What is expected:
Reproduce, word for word, the portion of the GPU mesh field storage setup page that opens with the words containing "GPU friendly unstructured" and closes with "following bash scripts.".

Passage shown:
★ ★ ★ ★

GPU friendly unstructured mesh field storage and interface
The following commands were tested on a SCOREC workstation running RHEL9 with a Nvidia Ampere GPU.
cd to a working directory that will contain all your source code (including
this directory) and build directories. That directory is referred to as root
in the following bash scripts.
Create a file named envRhel9_ampere.sh with the following contents:
export root=$PWD
module use /opt/scorec/spack/rhel9/v0201_4/lmod/linux-rhel9-x86_64/Core/
module load gcc/12.3.0-iil3lno mpich/4.1.1-xpoyz4t cuda/12.1.1-zxa4msk
function getname() {
name=$1
machine=`hostname -s`
buildSuffix=${machine}-cuda
echo "build-${name}-${buildSuffix}"

★ ★ ★ ★

Material supplied:

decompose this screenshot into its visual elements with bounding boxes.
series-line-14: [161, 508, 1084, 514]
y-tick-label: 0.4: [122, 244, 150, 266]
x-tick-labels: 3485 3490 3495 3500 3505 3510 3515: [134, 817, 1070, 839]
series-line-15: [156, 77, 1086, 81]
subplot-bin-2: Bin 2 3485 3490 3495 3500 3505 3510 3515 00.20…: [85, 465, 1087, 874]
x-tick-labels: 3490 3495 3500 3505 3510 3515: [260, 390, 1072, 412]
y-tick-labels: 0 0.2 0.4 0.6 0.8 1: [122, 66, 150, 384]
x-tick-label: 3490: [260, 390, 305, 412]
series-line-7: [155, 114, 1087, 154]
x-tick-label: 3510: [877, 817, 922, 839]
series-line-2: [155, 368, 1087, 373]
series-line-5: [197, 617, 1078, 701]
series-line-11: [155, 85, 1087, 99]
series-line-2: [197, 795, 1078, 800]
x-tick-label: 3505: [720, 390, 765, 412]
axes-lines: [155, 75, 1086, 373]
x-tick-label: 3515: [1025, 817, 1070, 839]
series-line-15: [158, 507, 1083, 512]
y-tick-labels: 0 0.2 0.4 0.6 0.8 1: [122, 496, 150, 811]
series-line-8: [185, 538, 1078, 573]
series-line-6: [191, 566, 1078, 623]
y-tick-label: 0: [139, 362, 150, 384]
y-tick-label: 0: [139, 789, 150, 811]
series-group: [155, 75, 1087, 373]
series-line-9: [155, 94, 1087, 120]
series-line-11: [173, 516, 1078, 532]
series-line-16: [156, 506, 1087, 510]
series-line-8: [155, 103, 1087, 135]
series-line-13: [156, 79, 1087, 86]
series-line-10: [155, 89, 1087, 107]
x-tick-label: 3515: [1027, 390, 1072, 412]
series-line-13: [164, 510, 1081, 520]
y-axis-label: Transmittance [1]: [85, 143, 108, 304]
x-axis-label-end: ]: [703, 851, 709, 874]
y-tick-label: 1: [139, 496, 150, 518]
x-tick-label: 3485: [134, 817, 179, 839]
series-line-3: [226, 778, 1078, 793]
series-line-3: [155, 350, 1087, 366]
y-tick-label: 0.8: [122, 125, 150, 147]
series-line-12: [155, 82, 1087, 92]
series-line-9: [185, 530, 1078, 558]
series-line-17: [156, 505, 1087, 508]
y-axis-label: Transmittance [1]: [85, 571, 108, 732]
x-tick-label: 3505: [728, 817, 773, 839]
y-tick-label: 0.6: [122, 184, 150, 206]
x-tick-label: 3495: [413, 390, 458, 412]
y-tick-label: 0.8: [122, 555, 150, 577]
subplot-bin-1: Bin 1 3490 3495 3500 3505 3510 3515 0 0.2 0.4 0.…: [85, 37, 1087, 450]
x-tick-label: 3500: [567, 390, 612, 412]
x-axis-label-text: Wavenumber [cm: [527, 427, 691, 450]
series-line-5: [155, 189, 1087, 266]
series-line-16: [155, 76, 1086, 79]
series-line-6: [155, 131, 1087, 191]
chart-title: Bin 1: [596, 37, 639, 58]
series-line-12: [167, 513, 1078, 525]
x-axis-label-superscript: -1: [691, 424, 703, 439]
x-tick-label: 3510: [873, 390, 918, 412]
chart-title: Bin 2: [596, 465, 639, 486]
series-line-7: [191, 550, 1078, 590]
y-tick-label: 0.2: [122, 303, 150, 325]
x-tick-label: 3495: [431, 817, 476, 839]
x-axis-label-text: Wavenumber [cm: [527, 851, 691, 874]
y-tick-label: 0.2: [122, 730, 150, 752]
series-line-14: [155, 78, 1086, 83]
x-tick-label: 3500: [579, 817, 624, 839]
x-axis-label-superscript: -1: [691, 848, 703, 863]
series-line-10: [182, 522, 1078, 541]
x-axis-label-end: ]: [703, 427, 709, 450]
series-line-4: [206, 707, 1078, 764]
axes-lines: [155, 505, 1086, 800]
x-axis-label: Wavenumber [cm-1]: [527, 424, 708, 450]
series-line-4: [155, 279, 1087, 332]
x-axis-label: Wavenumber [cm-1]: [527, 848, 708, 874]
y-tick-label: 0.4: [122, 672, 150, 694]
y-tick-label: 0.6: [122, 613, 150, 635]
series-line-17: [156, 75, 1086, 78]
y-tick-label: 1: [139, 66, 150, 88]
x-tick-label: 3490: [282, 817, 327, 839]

★ ★ ★ ★

Written response:
GPU friendly unstructured mesh field storage and interface
The following commands were tested on a SCOREC workstation running RHEL9 with a Nvidia Ampere GPU.
cd to a working directory that will contain all your source code (including
this directory) and build directories. That directory is referred to as root
in the following bash scripts.